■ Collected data
+---+

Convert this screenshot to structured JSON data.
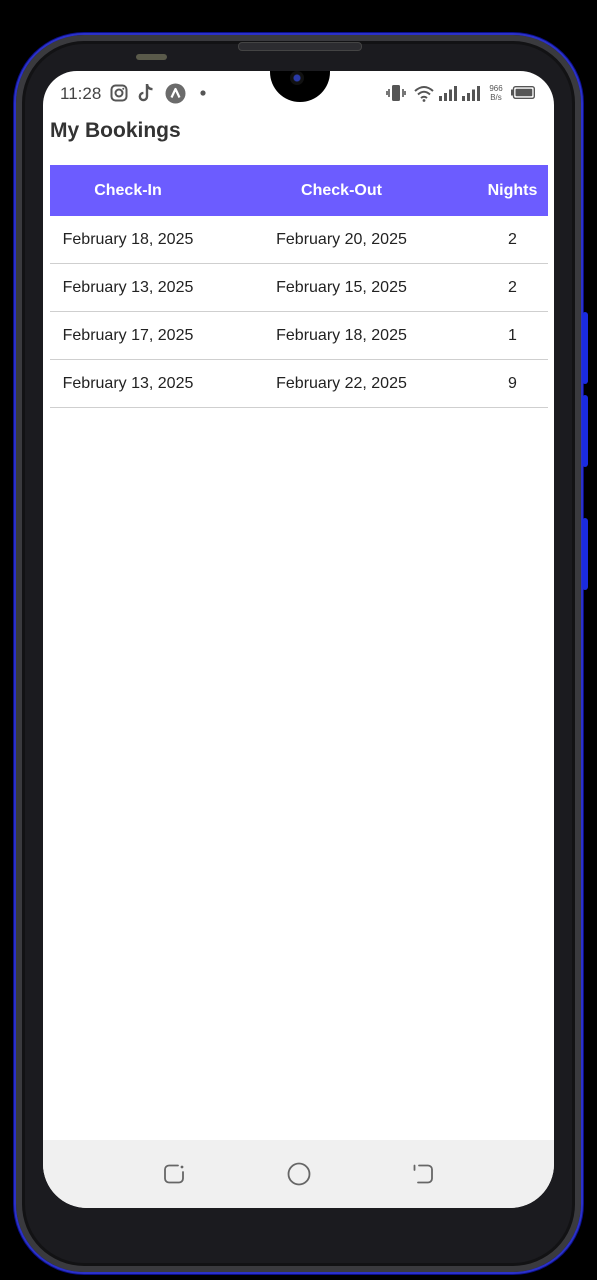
{
  "status_bar": {
    "time": "11:28",
    "net_speed_value": "966",
    "net_speed_unit": "B/s",
    "icons": [
      "instagram-icon",
      "tiktok-icon",
      "nav-app-icon",
      "notification-dot-icon",
      "vibrate-icon",
      "wifi-icon",
      "signal-1-icon",
      "signal-2-icon",
      "battery-icon"
    ]
  },
  "page": {
    "title": "My Bookings"
  },
  "table": {
    "headers": {
      "check_in": "Check-In",
      "check_out": "Check-Out",
      "nights": "Nights"
    },
    "rows": [
      {
        "check_in": "February 18, 2025",
        "check_out": "February 20, 2025",
        "nights": "2"
      },
      {
        "check_in": "February 13, 2025",
        "check_out": "February 15, 2025",
        "nights": "2"
      },
      {
        "check_in": "February 17, 2025",
        "check_out": "February 18, 2025",
        "nights": "1"
      },
      {
        "check_in": "February 13, 2025",
        "check_out": "February 22, 2025",
        "nights": "9"
      }
    ]
  },
  "colors": {
    "header_bg": "#6c5cff",
    "header_text": "#ffffff",
    "frame_accent": "#2b31c9"
  },
  "nav_bar": {
    "icons": [
      "recents-icon",
      "home-icon",
      "back-icon"
    ]
  }
}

+---+

■ REQUIREMENT
Provide the number of lines in the entries that include "February", and no other text.

■ SOLUTION
8